___ Data ___
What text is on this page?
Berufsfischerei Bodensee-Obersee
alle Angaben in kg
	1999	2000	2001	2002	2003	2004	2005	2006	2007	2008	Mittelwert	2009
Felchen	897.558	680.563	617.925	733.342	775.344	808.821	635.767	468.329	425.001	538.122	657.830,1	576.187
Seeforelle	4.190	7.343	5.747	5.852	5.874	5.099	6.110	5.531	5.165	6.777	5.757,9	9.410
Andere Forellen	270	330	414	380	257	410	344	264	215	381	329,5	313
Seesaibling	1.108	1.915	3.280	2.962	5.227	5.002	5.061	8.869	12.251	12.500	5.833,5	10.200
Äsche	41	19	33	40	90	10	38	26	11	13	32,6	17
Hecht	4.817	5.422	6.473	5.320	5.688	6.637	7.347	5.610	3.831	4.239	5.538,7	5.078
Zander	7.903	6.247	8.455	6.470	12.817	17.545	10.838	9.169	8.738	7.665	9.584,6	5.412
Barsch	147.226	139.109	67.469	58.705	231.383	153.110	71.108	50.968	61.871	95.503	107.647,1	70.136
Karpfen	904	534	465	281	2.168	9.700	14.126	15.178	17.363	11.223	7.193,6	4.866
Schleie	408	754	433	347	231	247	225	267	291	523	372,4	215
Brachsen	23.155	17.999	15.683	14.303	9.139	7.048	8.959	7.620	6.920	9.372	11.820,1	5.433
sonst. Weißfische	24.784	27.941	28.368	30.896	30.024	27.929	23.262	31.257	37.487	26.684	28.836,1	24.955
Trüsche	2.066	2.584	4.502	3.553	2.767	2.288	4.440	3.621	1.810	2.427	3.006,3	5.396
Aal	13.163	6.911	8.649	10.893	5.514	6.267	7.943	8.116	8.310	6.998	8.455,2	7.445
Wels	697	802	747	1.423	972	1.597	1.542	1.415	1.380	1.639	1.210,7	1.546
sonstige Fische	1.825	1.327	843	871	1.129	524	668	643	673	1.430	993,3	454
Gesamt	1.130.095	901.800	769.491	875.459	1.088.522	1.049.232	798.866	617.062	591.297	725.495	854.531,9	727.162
___
# [Written instruction]
Copy out each line exactly.

# [Exercise response]
What text is on this page?
Berufsfischerei Bodensee-Obersee
alle Angaben in kg
	1999	2000	2001	2002	2003	2004	2005	2006	2007	2008	Mittelwert	2009
Felchen	897.558	680.563	617.925	733.342	775.344	808.821	635.767	468.329	425.001	538.122	657.830,1	576.187
Seeforelle	4.190	7.343	5.747	5.852	5.874	5.099	6.110	5.531	5.165	6.777	5.757,9	9.410
Andere Forellen	270	330	414	380	257	410	344	264	215	381	329,5	313
Seesaibling	1.108	1.915	3.280	2.962	5.227	5.002	5.061	8.869	12.251	12.500	5.833,5	10.200
Äsche	41	19	33	40	90	10	38	26	11	13	32,6	17
Hecht	4.817	5.422	6.473	5.320	5.688	6.637	7.347	5.610	3.831	4.239	5.538,7	5.078
Zander	7.903	6.247	8.455	6.470	12.817	17.545	10.838	9.169	8.738	7.665	9.584,6	5.412
Barsch	147.226	139.109	67.469	58.705	231.383	153.110	71.108	50.968	61.871	95.503	107.647,1	70.136
Karpfen	904	534	465	281	2.168	9.700	14.126	15.178	17.363	11.223	7.193,6	4.866
Schleie	408	754	433	347	231	247	225	267	291	523	372,4	215
Brachsen	23.155	17.999	15.683	14.303	9.139	7.048	8.959	7.620	6.920	9.372	11.820,1	5.433
sonst. Weißfische	24.784	27.941	28.368	30.896	30.024	27.929	23.262	31.257	37.487	26.684	28.836,1	24.955
Trüsche	2.066	2.584	4.502	3.553	2.767	2.288	4.440	3.621	1.810	2.427	3.006,3	5.396
Aal	13.163	6.911	8.649	10.893	5.514	6.267	7.943	8.116	8.310	6.998	8.455,2	7.445
Wels	697	802	747	1.423	972	1.597	1.542	1.415	1.380	1.639	1.210,7	1.546
sonstige Fische	1.825	1.327	843	871	1.129	524	668	643	673	1.430	993,3	454
Gesamt	1.130.095	901.800	769.491	875.459	1.088.522	1.049.232	798.866	617.062	591.297	725.495	854.531,9	727.162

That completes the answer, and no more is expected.